Stated goal » Restate all of the data exactly.

[Saved entries]

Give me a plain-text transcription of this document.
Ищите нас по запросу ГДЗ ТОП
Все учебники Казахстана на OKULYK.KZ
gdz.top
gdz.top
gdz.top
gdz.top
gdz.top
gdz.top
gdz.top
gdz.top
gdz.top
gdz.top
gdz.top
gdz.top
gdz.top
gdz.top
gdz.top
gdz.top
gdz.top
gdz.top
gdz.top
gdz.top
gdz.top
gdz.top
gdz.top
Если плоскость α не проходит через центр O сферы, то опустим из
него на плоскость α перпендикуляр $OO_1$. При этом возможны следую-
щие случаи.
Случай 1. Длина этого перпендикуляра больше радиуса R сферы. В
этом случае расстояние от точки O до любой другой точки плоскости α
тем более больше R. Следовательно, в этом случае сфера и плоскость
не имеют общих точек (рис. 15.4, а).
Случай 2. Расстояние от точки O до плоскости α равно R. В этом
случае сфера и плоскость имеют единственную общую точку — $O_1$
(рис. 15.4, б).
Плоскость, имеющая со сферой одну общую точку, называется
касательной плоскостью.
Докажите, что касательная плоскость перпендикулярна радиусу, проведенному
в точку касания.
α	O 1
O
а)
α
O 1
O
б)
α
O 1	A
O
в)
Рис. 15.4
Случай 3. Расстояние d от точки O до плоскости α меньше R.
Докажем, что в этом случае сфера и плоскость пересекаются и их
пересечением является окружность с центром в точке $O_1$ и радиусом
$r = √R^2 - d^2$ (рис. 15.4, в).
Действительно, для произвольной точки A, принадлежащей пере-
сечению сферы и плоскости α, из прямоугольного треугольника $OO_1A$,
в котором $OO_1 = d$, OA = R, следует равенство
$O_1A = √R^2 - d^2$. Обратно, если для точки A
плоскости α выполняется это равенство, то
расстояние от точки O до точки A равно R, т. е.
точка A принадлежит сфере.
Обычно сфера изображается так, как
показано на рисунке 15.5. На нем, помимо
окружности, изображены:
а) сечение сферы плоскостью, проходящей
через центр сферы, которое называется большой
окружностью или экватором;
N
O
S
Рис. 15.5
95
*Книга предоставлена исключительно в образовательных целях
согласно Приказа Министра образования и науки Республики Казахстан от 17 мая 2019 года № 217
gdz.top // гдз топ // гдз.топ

Expected output »
Give me a plain-text transcription of this document.
Ищите нас по запросу ГДЗ ТОП
Все учебники Казахстана на OKULYK.KZ
gdz.top
gdz.top
gdz.top
gdz.top
gdz.top
gdz.top
gdz.top
gdz.top
gdz.top
gdz.top
gdz.top
gdz.top
gdz.top
gdz.top
gdz.top
gdz.top
gdz.top
gdz.top
gdz.top
gdz.top
gdz.top
gdz.top
gdz.top
Если плоскость α не проходит через центр O сферы, то опустим из
него на плоскость α перпендикуляр $OO_1$. При этом возможны следую-
щие случаи.
Случай 1. Длина этого перпендикуляра больше радиуса R сферы. В
этом случае расстояние от точки O до любой другой точки плоскости α
тем более больше R. Следовательно, в этом случае сфера и плоскость
не имеют общих точек (рис. 15.4, а).
Случай 2. Расстояние от точки O до плоскости α равно R. В этом
случае сфера и плоскость имеют единственную общую точку — $O_1$
(рис. 15.4, б).
Плоскость, имеющая со сферой одну общую точку, называется
касательной плоскостью.
Докажите, что касательная плоскость перпендикулярна радиусу, проведенному
в точку касания.
α	O 1
O
а)
α
O 1
O
б)
α
O 1	A
O
в)
Рис. 15.4
Случай 3. Расстояние d от точки O до плоскости α меньше R.
Докажем, что в этом случае сфера и плоскость пересекаются и их
пересечением является окружность с центром в точке $O_1$ и радиусом
$r = √R^2 - d^2$ (рис. 15.4, в).
Действительно, для произвольной точки A, принадлежащей пере-
сечению сферы и плоскости α, из прямоугольного треугольника $OO_1A$,
в котором $OO_1 = d$, OA = R, следует равенство
$O_1A = √R^2 - d^2$. Обратно, если для точки A
плоскости α выполняется это равенство, то
расстояние от точки O до точки A равно R, т. е.
точка A принадлежит сфере.
Обычно сфера изображается так, как
показано на рисунке 15.5. На нем, помимо
окружности, изображены:
а) сечение сферы плоскостью, проходящей
через центр сферы, которое называется большой
окружностью или экватором;
N
O
S
Рис. 15.5
95
*Книга предоставлена исключительно в образовательных целях
согласно Приказа Министра образования и науки Республики Казахстан от 17 мая 2019 года № 217
gdz.top // гдз топ // гдз.топ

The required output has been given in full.